◆ Stored data:
....

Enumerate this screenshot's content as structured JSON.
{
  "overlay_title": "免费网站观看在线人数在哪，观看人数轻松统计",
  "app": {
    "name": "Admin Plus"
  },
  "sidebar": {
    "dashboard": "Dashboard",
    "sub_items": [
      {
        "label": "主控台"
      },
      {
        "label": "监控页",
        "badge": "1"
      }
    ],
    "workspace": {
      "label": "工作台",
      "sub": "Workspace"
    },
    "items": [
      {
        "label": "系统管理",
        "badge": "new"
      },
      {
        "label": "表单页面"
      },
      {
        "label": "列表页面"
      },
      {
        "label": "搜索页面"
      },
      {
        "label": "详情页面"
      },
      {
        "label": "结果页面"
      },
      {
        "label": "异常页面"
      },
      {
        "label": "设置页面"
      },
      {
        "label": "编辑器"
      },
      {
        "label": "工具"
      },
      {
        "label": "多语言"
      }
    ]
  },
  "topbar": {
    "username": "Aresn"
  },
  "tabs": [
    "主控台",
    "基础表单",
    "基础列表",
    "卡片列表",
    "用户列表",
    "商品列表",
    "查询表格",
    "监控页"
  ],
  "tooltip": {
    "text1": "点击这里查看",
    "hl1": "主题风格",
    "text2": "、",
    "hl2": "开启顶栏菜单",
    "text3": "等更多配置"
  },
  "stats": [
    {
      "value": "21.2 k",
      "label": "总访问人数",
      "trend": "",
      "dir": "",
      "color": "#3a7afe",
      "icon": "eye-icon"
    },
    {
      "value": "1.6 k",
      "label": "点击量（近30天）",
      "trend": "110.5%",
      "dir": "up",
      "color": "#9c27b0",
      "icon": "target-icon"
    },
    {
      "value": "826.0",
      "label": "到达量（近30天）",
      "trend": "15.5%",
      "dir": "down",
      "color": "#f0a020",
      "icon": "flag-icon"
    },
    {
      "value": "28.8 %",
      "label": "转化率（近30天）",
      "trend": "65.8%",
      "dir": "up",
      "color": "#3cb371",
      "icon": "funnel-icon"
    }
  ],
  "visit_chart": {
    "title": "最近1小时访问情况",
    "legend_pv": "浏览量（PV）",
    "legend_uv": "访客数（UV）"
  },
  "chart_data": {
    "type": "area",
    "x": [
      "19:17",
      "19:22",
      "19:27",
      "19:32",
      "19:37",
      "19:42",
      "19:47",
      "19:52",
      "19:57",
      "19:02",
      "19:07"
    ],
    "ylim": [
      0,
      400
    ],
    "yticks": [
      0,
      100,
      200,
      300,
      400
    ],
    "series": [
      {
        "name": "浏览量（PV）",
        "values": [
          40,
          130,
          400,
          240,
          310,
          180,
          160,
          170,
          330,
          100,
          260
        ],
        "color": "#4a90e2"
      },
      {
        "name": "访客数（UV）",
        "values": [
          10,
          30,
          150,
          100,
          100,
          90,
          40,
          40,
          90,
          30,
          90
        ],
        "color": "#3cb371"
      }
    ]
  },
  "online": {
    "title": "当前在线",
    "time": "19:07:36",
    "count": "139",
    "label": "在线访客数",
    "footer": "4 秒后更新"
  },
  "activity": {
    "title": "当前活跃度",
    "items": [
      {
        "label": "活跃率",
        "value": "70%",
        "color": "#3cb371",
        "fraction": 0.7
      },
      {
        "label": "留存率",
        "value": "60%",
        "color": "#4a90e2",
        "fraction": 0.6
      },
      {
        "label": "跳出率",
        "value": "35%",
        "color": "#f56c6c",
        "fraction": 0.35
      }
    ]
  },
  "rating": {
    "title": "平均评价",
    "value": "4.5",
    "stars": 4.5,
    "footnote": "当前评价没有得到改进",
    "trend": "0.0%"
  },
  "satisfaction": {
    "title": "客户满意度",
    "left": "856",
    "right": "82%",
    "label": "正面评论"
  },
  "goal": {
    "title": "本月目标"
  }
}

....

Write every line of the material above again, exactly.

◆ WRITTEN REPLY:
Enumerate this screenshot's content as structured JSON.
{
  "overlay_title": "免费网站观看在线人数在哪，观看人数轻松统计",
  "app": {
    "name": "Admin Plus"
  },
  "sidebar": {
    "dashboard": "Dashboard",
    "sub_items": [
      {
        "label": "主控台"
      },
      {
        "label": "监控页",
        "badge": "1"
      }
    ],
    "workspace": {
      "label": "工作台",
      "sub": "Workspace"
    },
    "items": [
      {
        "label": "系统管理",
        "badge": "new"
      },
      {
        "label": "表单页面"
      },
      {
        "label": "列表页面"
      },
      {
        "label": "搜索页面"
      },
      {
        "label": "详情页面"
      },
      {
        "label": "结果页面"
      },
      {
        "label": "异常页面"
      },
      {
        "label": "设置页面"
      },
      {
        "label": "编辑器"
      },
      {
        "label": "工具"
      },
      {
        "label": "多语言"
      }
    ]
  },
  "topbar": {
    "username": "Aresn"
  },
  "tabs": [
    "主控台",
    "基础表单",
    "基础列表",
    "卡片列表",
    "用户列表",
    "商品列表",
    "查询表格",
    "监控页"
  ],
  "tooltip": {
    "text1": "点击这里查看",
    "hl1": "主题风格",
    "text2": "、",
    "hl2": "开启顶栏菜单",
    "text3": "等更多配置"
  },
  "stats": [
    {
      "value": "21.2 k",
      "label": "总访问人数",
      "trend": "",
      "dir": "",
      "color": "#3a7afe",
      "icon": "eye-icon"
    },
    {
      "value": "1.6 k",
      "label": "点击量（近30天）",
      "trend": "110.5%",
      "dir": "up",
      "color": "#9c27b0",
      "icon": "target-icon"
    },
    {
      "value": "826.0",
      "label": "到达量（近30天）",
      "trend": "15.5%",
      "dir": "down",
      "color": "#f0a020",
      "icon": "flag-icon"
    },
    {
      "value": "28.8 %",
      "label": "转化率（近30天）",
      "trend": "65.8%",
      "dir": "up",
      "color": "#3cb371",
      "icon": "funnel-icon"
    }
  ],
  "visit_chart": {
    "title": "最近1小时访问情况",
    "legend_pv": "浏览量（PV）",
    "legend_uv": "访客数（UV）"
  },
  "chart_data": {
    "type": "area",
    "x": [
      "19:17",
      "19:22",
      "19:27",
      "19:32",
      "19:37",
      "19:42",
      "19:47",
      "19:52",
      "19:57",
      "19:02",
      "19:07"
    ],
    "ylim": [
      0,
      400
    ],
    "yticks": [
      0,
      100,
      200,
      300,
      400
    ],
    "series": [
      {
        "name": "浏览量（PV）",
        "values": [
          40,
          130,
          400,
          240,
          310,
          180,
          160,
          170,
          330,
          100,
          260
        ],
        "color": "#4a90e2"
      },
      {
        "name": "访客数（UV）",
        "values": [
          10,
          30,
          150,
          100,
          100,
          90,
          40,
          40,
          90,
          30,
          90
        ],
        "color": "#3cb371"
      }
    ]
  },
  "online": {
    "title": "当前在线",
    "time": "19:07:36",
    "count": "139",
    "label": "在线访客数",
    "footer": "4 秒后更新"
  },
  "activity": {
    "title": "当前活跃度",
    "items": [
      {
        "label": "活跃率",
        "value": "70%",
        "color": "#3cb371",
        "fraction": 0.7
      },
      {
        "label": "留存率",
        "value": "60%",
        "color": "#4a90e2",
        "fraction": 0.6
      },
      {
        "label": "跳出率",
        "value": "35%",
        "color": "#f56c6c",
        "fraction": 0.35
      }
    ]
  },
  "rating": {
    "title": "平均评价",
    "value": "4.5",
    "stars": 4.5,
    "footnote": "当前评价没有得到改进",
    "trend": "0.0%"
  },
  "satisfaction": {
    "title": "客户满意度",
    "left": "856",
    "right": "82%",
    "label": "正面评论"
  },
  "goal": {
    "title": "本月目标"
  }
}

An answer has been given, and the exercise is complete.